(Figure data in JSON)
* Begin *
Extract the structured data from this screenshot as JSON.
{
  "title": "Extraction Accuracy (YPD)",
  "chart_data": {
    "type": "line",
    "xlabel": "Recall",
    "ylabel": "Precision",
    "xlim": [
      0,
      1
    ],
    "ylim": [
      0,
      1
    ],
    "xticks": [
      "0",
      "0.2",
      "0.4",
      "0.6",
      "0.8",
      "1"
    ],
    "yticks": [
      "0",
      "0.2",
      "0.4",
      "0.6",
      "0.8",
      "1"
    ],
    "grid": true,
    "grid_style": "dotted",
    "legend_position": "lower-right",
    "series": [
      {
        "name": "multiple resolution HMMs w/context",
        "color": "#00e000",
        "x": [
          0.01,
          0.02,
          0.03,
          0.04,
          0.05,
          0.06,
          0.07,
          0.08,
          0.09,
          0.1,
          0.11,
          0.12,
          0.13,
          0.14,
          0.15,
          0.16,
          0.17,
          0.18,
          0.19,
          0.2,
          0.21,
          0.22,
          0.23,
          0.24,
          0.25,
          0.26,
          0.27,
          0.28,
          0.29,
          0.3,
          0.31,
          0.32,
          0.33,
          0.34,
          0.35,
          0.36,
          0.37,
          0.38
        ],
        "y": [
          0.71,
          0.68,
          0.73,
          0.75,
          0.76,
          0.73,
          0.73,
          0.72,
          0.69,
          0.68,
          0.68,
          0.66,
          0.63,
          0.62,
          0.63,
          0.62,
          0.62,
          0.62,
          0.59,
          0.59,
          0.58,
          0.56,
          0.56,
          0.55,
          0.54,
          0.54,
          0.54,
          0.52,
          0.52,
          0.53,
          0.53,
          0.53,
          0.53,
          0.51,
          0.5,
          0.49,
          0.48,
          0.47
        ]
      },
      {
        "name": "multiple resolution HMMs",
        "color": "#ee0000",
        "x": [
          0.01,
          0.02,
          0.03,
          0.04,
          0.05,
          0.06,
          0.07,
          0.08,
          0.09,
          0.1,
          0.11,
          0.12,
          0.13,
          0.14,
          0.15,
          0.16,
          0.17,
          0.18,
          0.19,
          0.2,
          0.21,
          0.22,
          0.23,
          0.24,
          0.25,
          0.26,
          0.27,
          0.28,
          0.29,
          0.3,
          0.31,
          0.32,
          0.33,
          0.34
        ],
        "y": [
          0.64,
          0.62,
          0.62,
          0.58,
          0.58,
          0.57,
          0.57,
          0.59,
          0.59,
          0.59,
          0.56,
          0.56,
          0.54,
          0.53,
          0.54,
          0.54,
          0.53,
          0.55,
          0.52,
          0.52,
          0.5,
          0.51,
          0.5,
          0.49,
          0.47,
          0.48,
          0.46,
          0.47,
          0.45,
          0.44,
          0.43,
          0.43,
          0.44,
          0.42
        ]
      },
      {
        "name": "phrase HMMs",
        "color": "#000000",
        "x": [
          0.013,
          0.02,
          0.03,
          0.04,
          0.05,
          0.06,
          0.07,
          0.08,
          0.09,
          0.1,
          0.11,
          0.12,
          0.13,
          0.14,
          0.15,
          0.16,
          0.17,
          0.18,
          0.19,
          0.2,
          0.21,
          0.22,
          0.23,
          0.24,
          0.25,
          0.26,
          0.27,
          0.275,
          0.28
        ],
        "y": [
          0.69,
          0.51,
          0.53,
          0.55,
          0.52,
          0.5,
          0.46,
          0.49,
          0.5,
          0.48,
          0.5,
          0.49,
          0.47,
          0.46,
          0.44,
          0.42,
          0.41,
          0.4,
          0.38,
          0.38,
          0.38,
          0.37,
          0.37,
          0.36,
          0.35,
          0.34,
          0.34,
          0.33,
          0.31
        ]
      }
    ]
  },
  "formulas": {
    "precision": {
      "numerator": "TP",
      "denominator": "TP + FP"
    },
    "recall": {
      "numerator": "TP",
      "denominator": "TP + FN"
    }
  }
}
* End *
Goal
Quote the data in full, keeping each word unchanged.

Worked answer
Extract the structured data from this screenshot as JSON.
{
  "title": "Extraction Accuracy (YPD)",
  "chart_data": {
    "type": "line",
    "xlabel": "Recall",
    "ylabel": "Precision",
    "xlim": [
      0,
      1
    ],
    "ylim": [
      0,
      1
    ],
    "xticks": [
      "0",
      "0.2",
      "0.4",
      "0.6",
      "0.8",
      "1"
    ],
    "yticks": [
      "0",
      "0.2",
      "0.4",
      "0.6",
      "0.8",
      "1"
    ],
    "grid": true,
    "grid_style": "dotted",
    "legend_position": "lower-right",
    "series": [
      {
        "name": "multiple resolution HMMs w/context",
        "color": "#00e000",
        "x": [
          0.01,
          0.02,
          0.03,
          0.04,
          0.05,
          0.06,
          0.07,
          0.08,
          0.09,
          0.1,
          0.11,
          0.12,
          0.13,
          0.14,
          0.15,
          0.16,
          0.17,
          0.18,
          0.19,
          0.2,
          0.21,
          0.22,
          0.23,
          0.24,
          0.25,
          0.26,
          0.27,
          0.28,
          0.29,
          0.3,
          0.31,
          0.32,
          0.33,
          0.34,
          0.35,
          0.36,
          0.37,
          0.38
        ],
        "y": [
          0.71,
          0.68,
          0.73,
          0.75,
          0.76,
          0.73,
          0.73,
          0.72,
          0.69,
          0.68,
          0.68,
          0.66,
          0.63,
          0.62,
          0.63,
          0.62,
          0.62,
          0.62,
          0.59,
          0.59,
          0.58,
          0.56,
          0.56,
          0.55,
          0.54,
          0.54,
          0.54,
          0.52,
          0.52,
          0.53,
          0.53,
          0.53,
          0.53,
          0.51,
          0.5,
          0.49,
          0.48,
          0.47
        ]
      },
      {
        "name": "multiple resolution HMMs",
        "color": "#ee0000",
        "x": [
          0.01,
          0.02,
          0.03,
          0.04,
          0.05,
          0.06,
          0.07,
          0.08,
          0.09,
          0.1,
          0.11,
          0.12,
          0.13,
          0.14,
          0.15,
          0.16,
          0.17,
          0.18,
          0.19,
          0.2,
          0.21,
          0.22,
          0.23,
          0.24,
          0.25,
          0.26,
          0.27,
          0.28,
          0.29,
          0.3,
          0.31,
          0.32,
          0.33,
          0.34
        ],
        "y": [
          0.64,
          0.62,
          0.62,
          0.58,
          0.58,
          0.57,
          0.57,
          0.59,
          0.59,
          0.59,
          0.56,
          0.56,
          0.54,
          0.53,
          0.54,
          0.54,
          0.53,
          0.55,
          0.52,
          0.52,
          0.5,
          0.51,
          0.5,
          0.49,
          0.47,
          0.48,
          0.46,
          0.47,
          0.45,
          0.44,
          0.43,
          0.43,
          0.44,
          0.42
        ]
      },
      {
        "name": "phrase HMMs",
        "color": "#000000",
        "x": [
          0.013,
          0.02,
          0.03,
          0.04,
          0.05,
          0.06,
          0.07,
          0.08,
          0.09,
          0.1,
          0.11,
          0.12,
          0.13,
          0.14,
          0.15,
          0.16,
          0.17,
          0.18,
          0.19,
          0.2,
          0.21,
          0.22,
          0.23,
          0.24,
          0.25,
          0.26,
          0.27,
          0.275,
          0.28
        ],
        "y": [
          0.69,
          0.51,
          0.53,
          0.55,
          0.52,
          0.5,
          0.46,
          0.49,
          0.5,
          0.48,
          0.5,
          0.49,
          0.47,
          0.46,
          0.44,
          0.42,
          0.41,
          0.4,
          0.38,
          0.38,
          0.38,
          0.37,
          0.37,
          0.36,
          0.35,
          0.34,
          0.34,
          0.33,
          0.31
        ]
      }
    ]
  },
  "formulas": {
    "precision": {
      "numerator": "TP",
      "denominator": "TP + FP"
    },
    "recall": {
      "numerator": "TP",
      "denominator": "TP + FN"
    }
  }
}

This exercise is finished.